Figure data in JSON
──────────

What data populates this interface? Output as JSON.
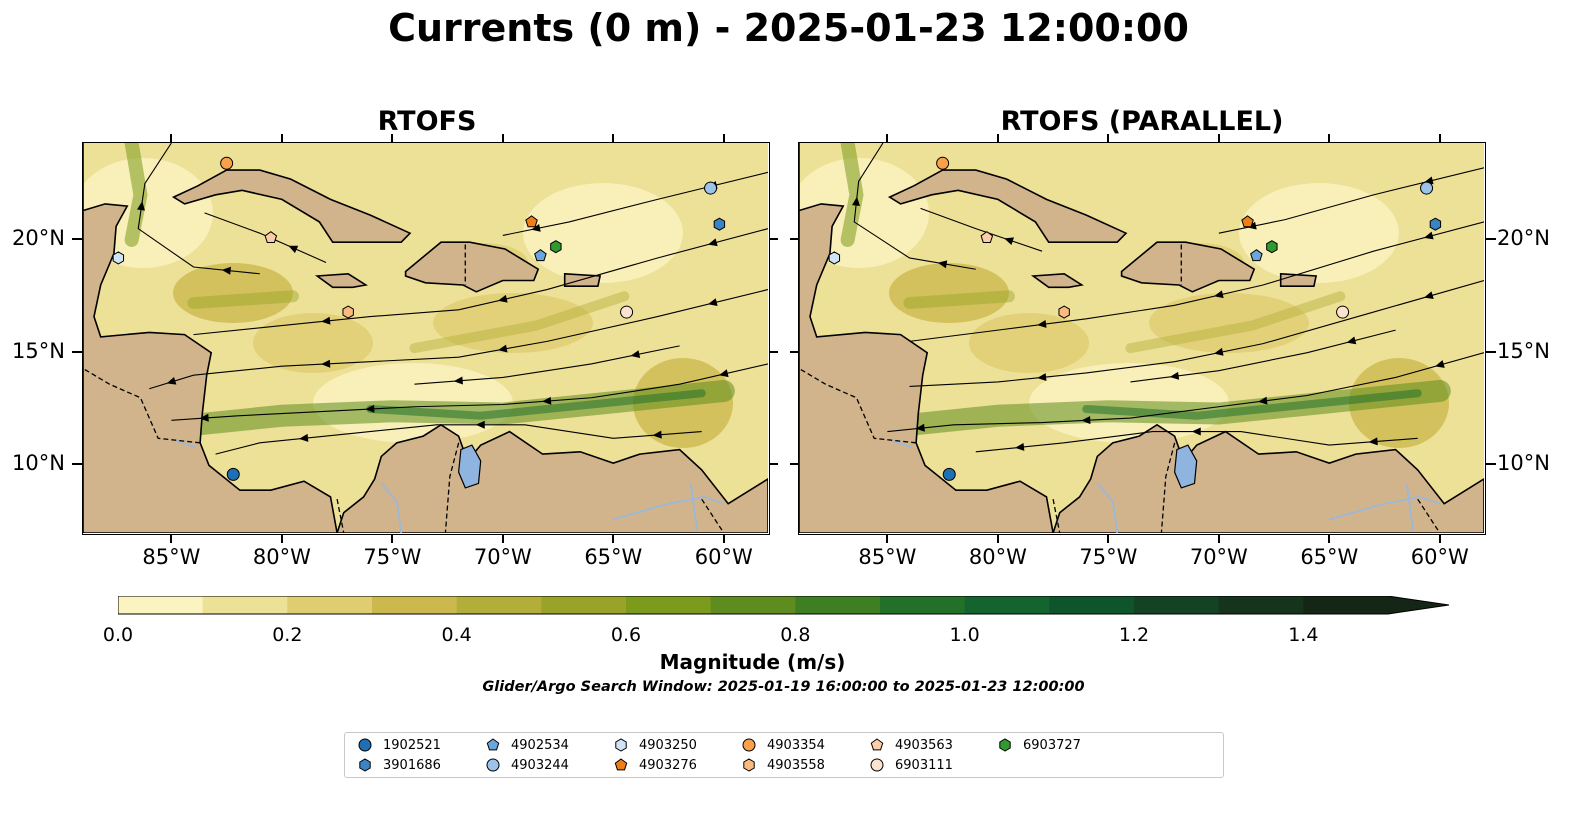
{
  "title": "Currents (0 m) - 2025-01-23 12:00:00",
  "panels": [
    {
      "title": "RTOFS"
    },
    {
      "title": "RTOFS (PARALLEL)"
    }
  ],
  "axes": {
    "x_ticks": [
      "85°W",
      "80°W",
      "75°W",
      "70°W",
      "65°W",
      "60°W"
    ],
    "y_ticks": [
      "20°N",
      "15°N",
      "10°N"
    ]
  },
  "colorbar": {
    "label": "Magnitude (m/s)",
    "ticks": [
      "0.0",
      "0.2",
      "0.4",
      "0.6",
      "0.8",
      "1.0",
      "1.2",
      "1.4"
    ],
    "colors": [
      "#fbf3c0",
      "#ede097",
      "#dfcd70",
      "#cbb94e",
      "#b3ae3a",
      "#98a328",
      "#7c9a1c",
      "#5e8c1e",
      "#3f7f23",
      "#237129",
      "#13642e",
      "#0e552b",
      "#134224",
      "#16331c",
      "#142716"
    ],
    "land_color": "#d2b48c",
    "lake_color": "#8fb4df"
  },
  "search_window": "Glider/Argo Search Window: 2025-01-19 16:00:00 to 2025-01-23 12:00:00",
  "legend": [
    {
      "id": "1902521",
      "marker": "circle",
      "color": "#1f6fb4"
    },
    {
      "id": "3901686",
      "marker": "hexagon",
      "color": "#3a84c4"
    },
    {
      "id": "4902534",
      "marker": "pentagon",
      "color": "#6aa6dc"
    },
    {
      "id": "4903244",
      "marker": "circle",
      "color": "#9cc4ea"
    },
    {
      "id": "4903250",
      "marker": "hexagon",
      "color": "#cfe4f6"
    },
    {
      "id": "4903276",
      "marker": "pentagon",
      "color": "#f07d16"
    },
    {
      "id": "4903354",
      "marker": "circle",
      "color": "#f8a04a"
    },
    {
      "id": "4903558",
      "marker": "hexagon",
      "color": "#fbbb80"
    },
    {
      "id": "4903563",
      "marker": "pentagon",
      "color": "#fccda6"
    },
    {
      "id": "6903111",
      "marker": "circle",
      "color": "#fde3cf"
    },
    {
      "id": "6903727",
      "marker": "hexagon",
      "color": "#2f9a2f"
    }
  ],
  "floats": [
    {
      "id": "4903354",
      "lon": -82.5,
      "lat": 23.4
    },
    {
      "id": "4903244",
      "lon": -60.6,
      "lat": 22.3
    },
    {
      "id": "3901686",
      "lon": -60.2,
      "lat": 20.7
    },
    {
      "id": "4903276",
      "lon": -68.7,
      "lat": 20.8
    },
    {
      "id": "4903563",
      "lon": -80.5,
      "lat": 20.1
    },
    {
      "id": "4903250",
      "lon": -87.4,
      "lat": 19.2
    },
    {
      "id": "4902534",
      "lon": -68.3,
      "lat": 19.3
    },
    {
      "id": "6903727",
      "lon": -67.6,
      "lat": 19.7
    },
    {
      "id": "4903558",
      "lon": -77.0,
      "lat": 16.8
    },
    {
      "id": "6903111",
      "lon": -64.4,
      "lat": 16.8
    },
    {
      "id": "1902521",
      "lon": -82.2,
      "lat": 9.6
    }
  ]
}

──────────

Set problem: Which lines hold the word "title"? Return all of them from the records above.

Response:
  "title": "Currents (0 m) - 2025-01-23 12:00:00",
      "title": "RTOFS"
      "title": "RTOFS (PARALLEL)"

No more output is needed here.